## Records
--------

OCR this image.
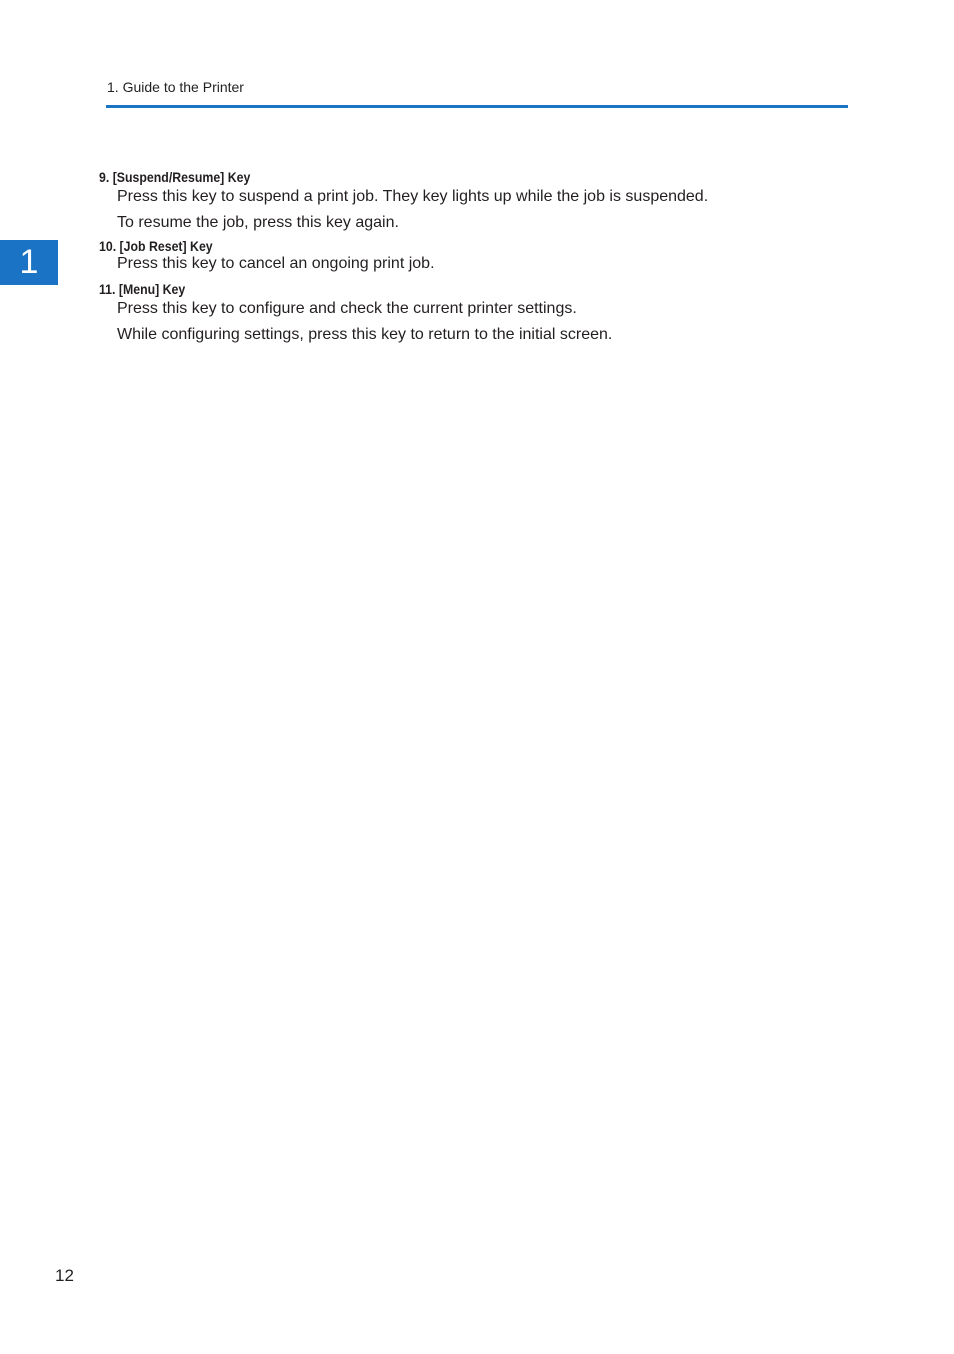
1. Guide to the Printer
1
9. [Suspend/Resume] Key

Press this key to suspend a print job. They key lights up while the job is suspended.

To resume the job, press this key again.

10. [Job Reset] Key

Press this key to cancel an ongoing print job.

11. [Menu] Key

Press this key to configure and check the current printer settings.

While configuring settings, press this key to return to the initial screen.

12
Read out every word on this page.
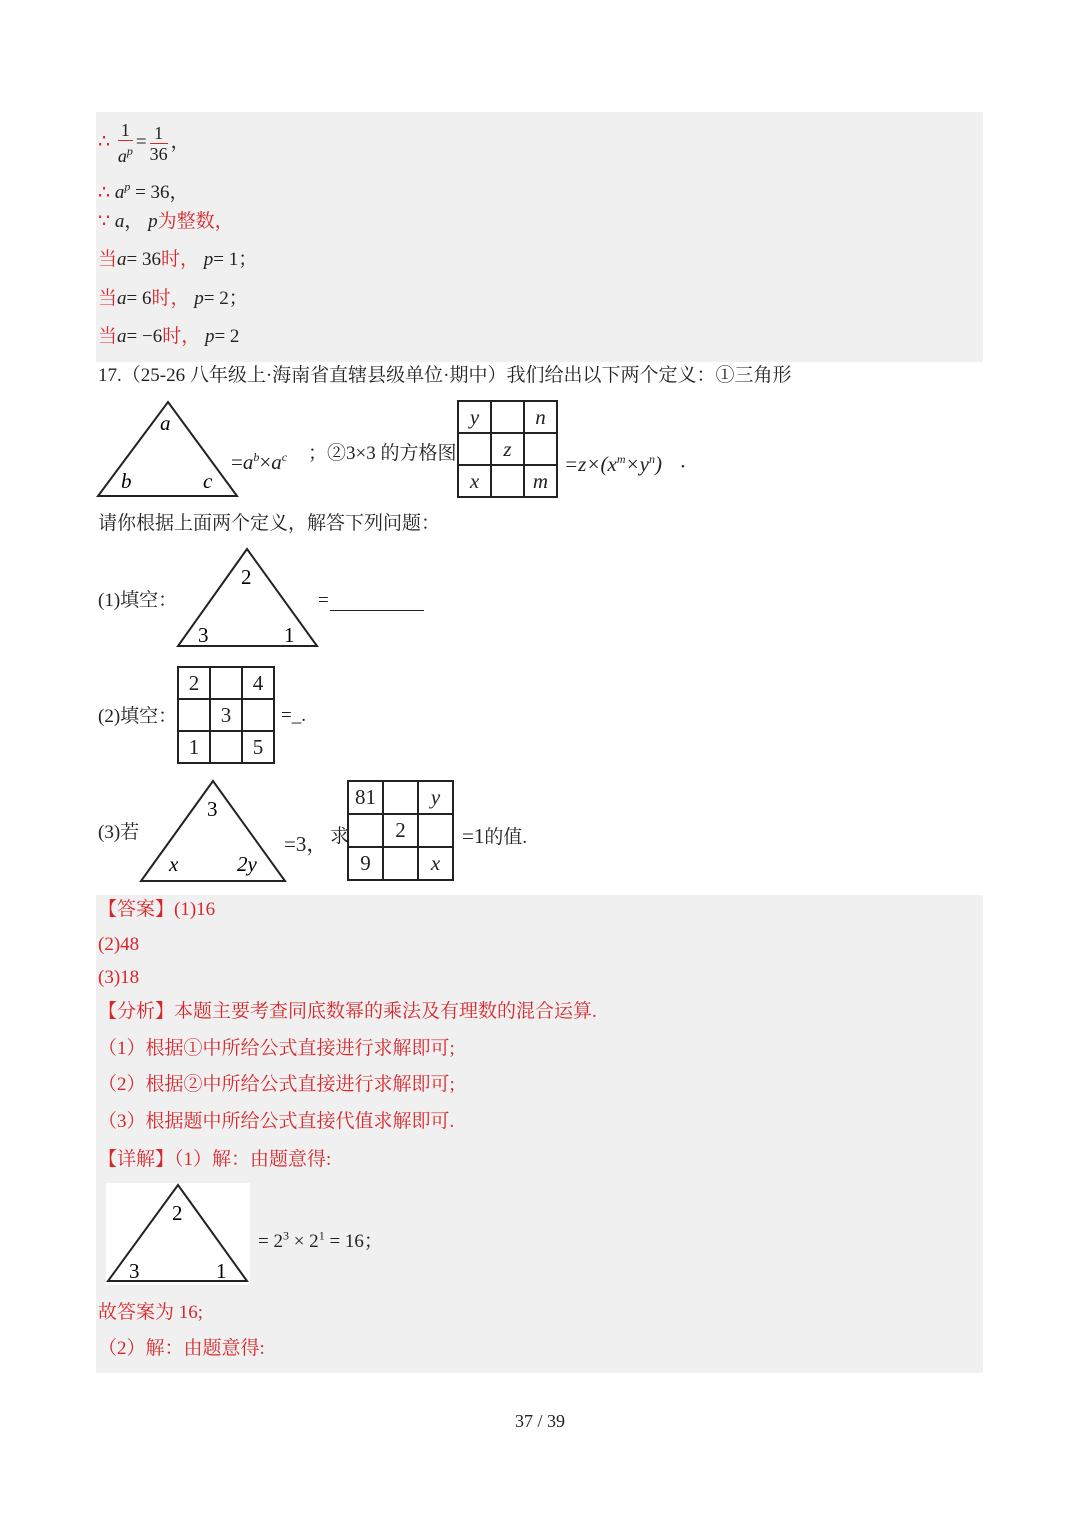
∴ $\frac{1}{a^p} = \frac{1}{36}$ ，
∴ $a^p = 36$，
∵ a， p为整数，
当a= 36时， p= 1；
当a= 6时， p= 2；
当a= −6时， p= 2
17.（25-26 八年级上·海南省直辖县级单位·期中）我们给出以下两个定义：①三角形
a
b	c
$=a^b\times a^c$ ；②3×3 的方格图
y		n
	z	
x		m
$=z\times(x^m\times y^n)$ ．
请你根据上面两个定义，解答下列问题：
(1)填空：
2
3	1
=
(2)填空：
2		4
	3	
1		5
=_.
(3)若
3
x	2y
=3， 求
81		y
	2	
9		x
=1的值.
【答案】(1)16
(2)48
(3)18
【分析】本题主要考查同底数幂的乘法及有理数的混合运算.
（1）根据①中所给公式直接进行求解即可;
（2）根据②中所给公式直接进行求解即可;
（3）根据题中所给公式直接代值求解即可.
【详解】（1）解：由题意得:
2
3	1
= $2^3 \times 2^1 = 16$；
故答案为 16;
（2）解：由题意得:
37 / 39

--------

## Work to do
Pull every line containing the word "this" out of the material and copy it.

## Task output
OCR this image.
Press this key to suspend a print job. They key lights up while the job is suspended.
To resume the job, press this key again.
Press this key to cancel an ongoing print job.
Press this key to configure and check the current printer settings.
While configuring settings, press this key to return to the initial screen.
Read out every word on this page.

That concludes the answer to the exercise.